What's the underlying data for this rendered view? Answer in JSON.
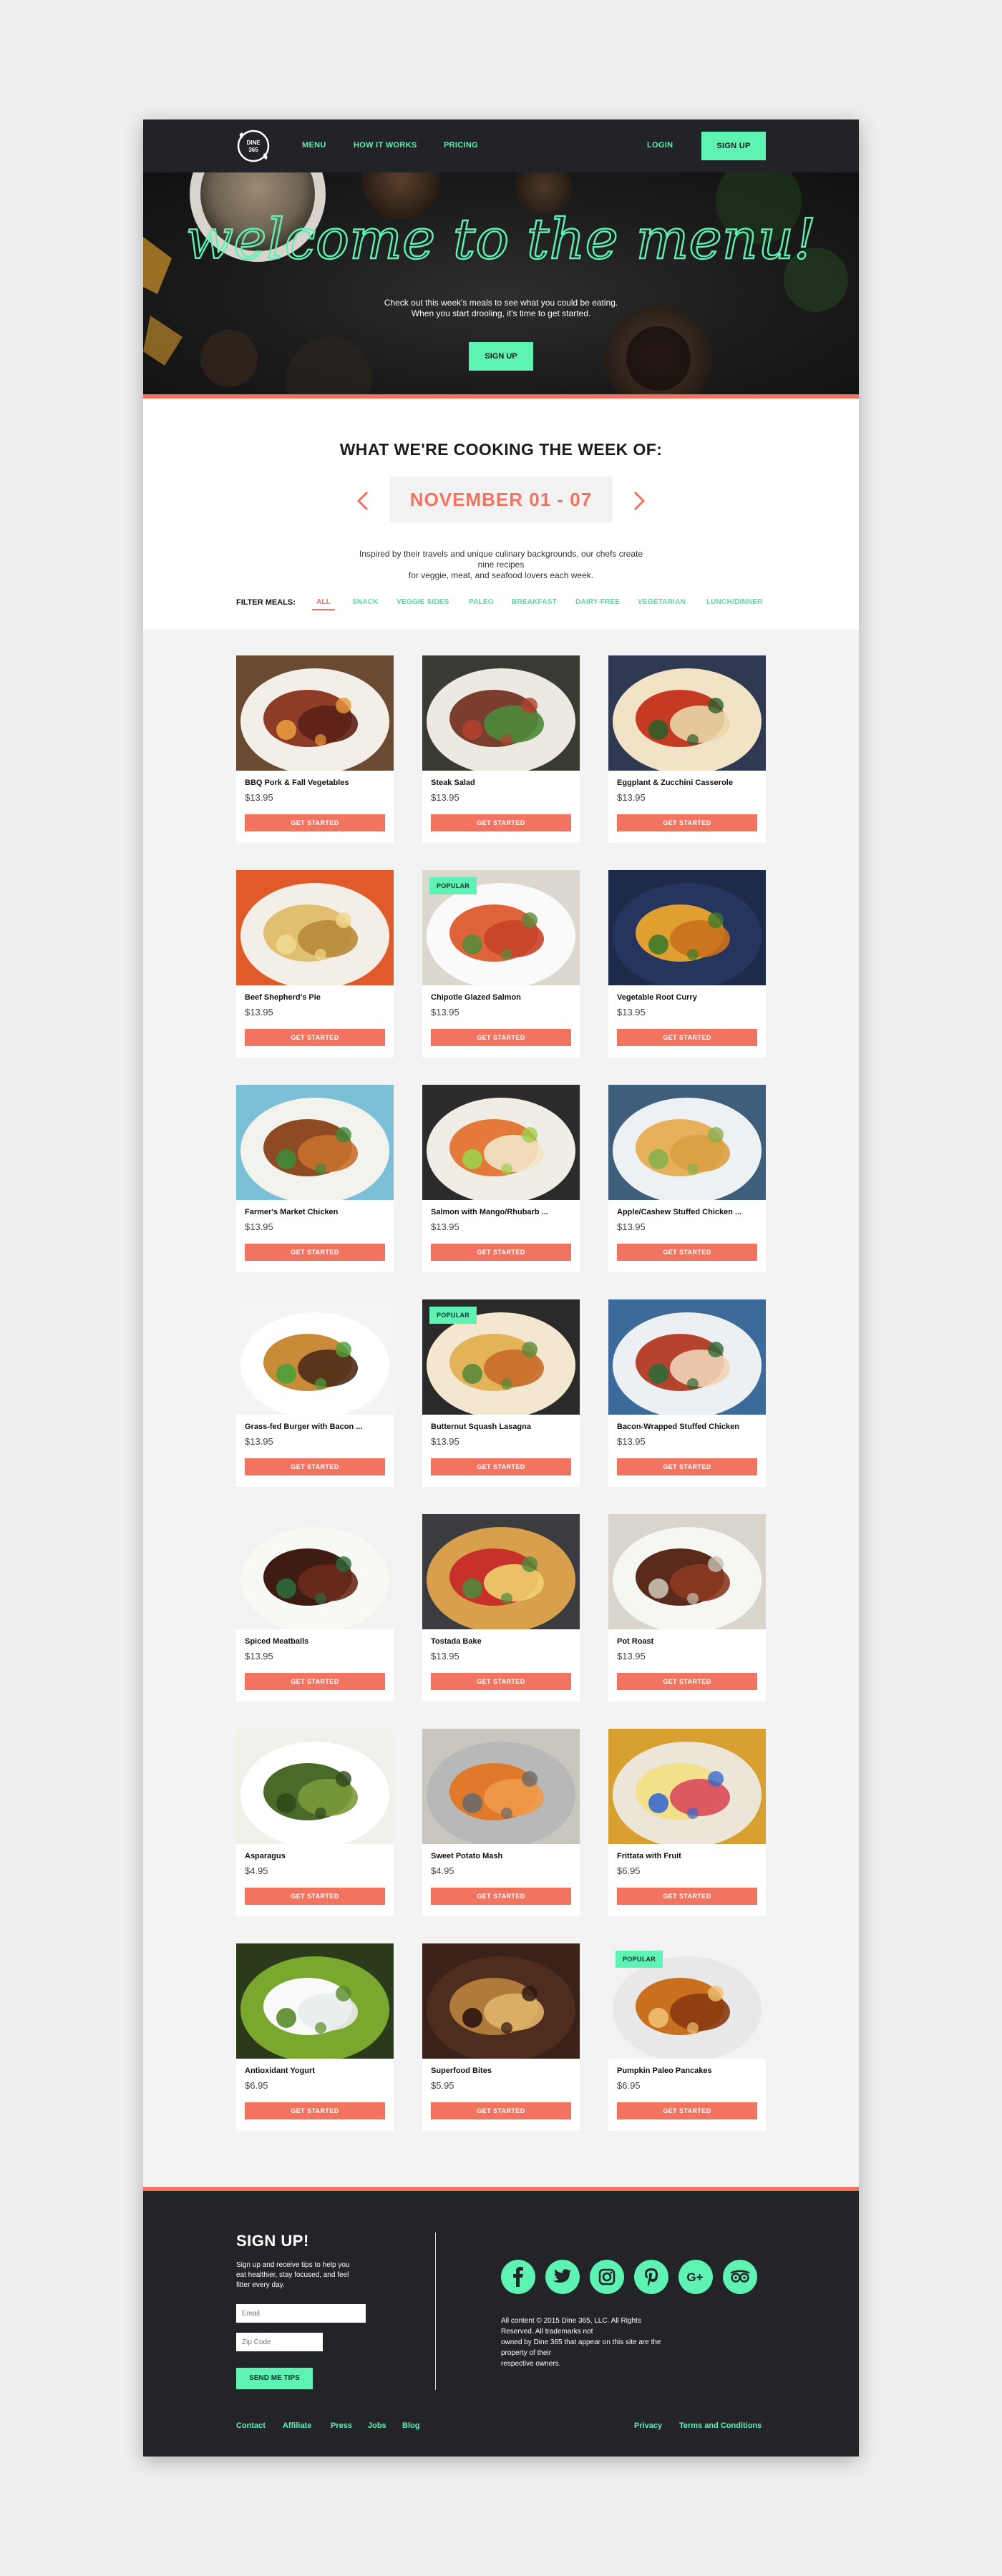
{
  "nav": {
    "logo_text": "DINE 365",
    "menu": "MENU",
    "how_it_works": "HOW IT WORKS",
    "pricing": "PRICING",
    "login": "LOGIN",
    "signup": "SIGN UP"
  },
  "hero": {
    "title": "welcome to the menu!",
    "subtitle_line1": "Check out this week's meals to see what you could be eating.",
    "subtitle_line2": "When you start drooling, it's time to get started.",
    "button": "SIGN UP"
  },
  "week": {
    "heading": "WHAT WE'RE COOKING THE WEEK OF:",
    "range": "NOVEMBER 01 - 07",
    "prev_icon": "chevron-left-icon",
    "next_icon": "chevron-right-icon",
    "desc_line1": "Inspired by their travels and unique culinary backgrounds, our chefs create nine recipes",
    "desc_line2": "for veggie, meat, and seafood lovers each week."
  },
  "filters": {
    "label": "FILTER MEALS:",
    "items": [
      "ALL",
      "SNACK",
      "VEGGIE SIDES",
      "PALEO",
      "BREAKFAST",
      "DAIRY-FREE",
      "VEGETARIAN",
      "LUNCH/DINNER"
    ],
    "active": "ALL"
  },
  "meals": [
    {
      "name": "BBQ Pork & Fall Vegetables",
      "price": "$13.95",
      "button": "GET STARTED",
      "badge": ""
    },
    {
      "name": "Steak Salad",
      "price": "$13.95",
      "button": "GET STARTED",
      "badge": ""
    },
    {
      "name": "Eggplant & Zucchini Casserole",
      "price": "$13.95",
      "button": "GET STARTED",
      "badge": ""
    },
    {
      "name": "Beef Shepherd's Pie",
      "price": "$13.95",
      "button": "GET STARTED",
      "badge": ""
    },
    {
      "name": "Chipotle Glazed Salmon",
      "price": "$13.95",
      "button": "GET STARTED",
      "badge": "POPULAR"
    },
    {
      "name": "Vegetable Root Curry",
      "price": "$13.95",
      "button": "GET STARTED",
      "badge": ""
    },
    {
      "name": "Farmer's Market Chicken",
      "price": "$13.95",
      "button": "GET STARTED",
      "badge": ""
    },
    {
      "name": "Salmon with Mango/Rhubarb ...",
      "price": "$13.95",
      "button": "GET STARTED",
      "badge": ""
    },
    {
      "name": "Apple/Cashew Stuffed Chicken ...",
      "price": "$13.95",
      "button": "GET STARTED",
      "badge": ""
    },
    {
      "name": "Grass-fed Burger with Bacon ...",
      "price": "$13.95",
      "button": "GET STARTED",
      "badge": ""
    },
    {
      "name": "Butternut Squash Lasagna",
      "price": "$13.95",
      "button": "GET STARTED",
      "badge": "POPULAR"
    },
    {
      "name": "Bacon-Wrapped Stuffed Chicken",
      "price": "$13.95",
      "button": "GET STARTED",
      "badge": ""
    },
    {
      "name": "Spiced Meatballs",
      "price": "$13.95",
      "button": "GET STARTED",
      "badge": ""
    },
    {
      "name": "Tostada Bake",
      "price": "$13.95",
      "button": "GET STARTED",
      "badge": ""
    },
    {
      "name": "Pot Roast",
      "price": "$13.95",
      "button": "GET STARTED",
      "badge": ""
    },
    {
      "name": "Asparagus",
      "price": "$4.95",
      "button": "GET STARTED",
      "badge": ""
    },
    {
      "name": "Sweet Potato Mash",
      "price": "$4.95",
      "button": "GET STARTED",
      "badge": ""
    },
    {
      "name": "Frittata with Fruit",
      "price": "$6.95",
      "button": "GET STARTED",
      "badge": ""
    },
    {
      "name": "Antioxidant Yogurt",
      "price": "$6.95",
      "button": "GET STARTED",
      "badge": ""
    },
    {
      "name": "Superfood Bites",
      "price": "$5.95",
      "button": "GET STARTED",
      "badge": ""
    },
    {
      "name": "Pumpkin Paleo Pancakes",
      "price": "$6.95",
      "button": "GET STARTED",
      "badge": "POPULAR"
    }
  ],
  "footer": {
    "signup_title": "SIGN UP!",
    "signup_desc_line1": "Sign up and receive tips to help you",
    "signup_desc_line2": "eat healthier, stay focused, and feel",
    "signup_desc_line3": "fitter every day.",
    "email_placeholder": "Email",
    "zip_placeholder": "Zip Code",
    "send_button": "SEND ME TIPS",
    "social_icons": [
      "facebook-icon",
      "twitter-icon",
      "instagram-icon",
      "pinterest-icon",
      "google-plus-icon",
      "tripadvisor-icon"
    ],
    "legal_line1": "All content © 2015 Dine 365, LLC. All Rights Reserved. All trademarks not",
    "legal_line2": "owned by Dine 365 that appear on this site are the property of their",
    "legal_line3": "respective owners.",
    "links": [
      "Contact",
      "Affiliate",
      "Press",
      "Jobs",
      "Blog"
    ],
    "privacy": "Privacy",
    "terms": "Terms and Conditions"
  },
  "colors": {
    "accent_coral": "#f27360",
    "accent_mint": "#5ef2b3",
    "dark": "#222326"
  }
}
_ _ _ _ _ _ _
From the material above, gather all lines that include the string "Bacon" and copy them.

TASK SOLUTION –
      "name": "Grass-fed Burger with Bacon ...",
      "name": "Bacon-Wrapped Stuffed Chicken",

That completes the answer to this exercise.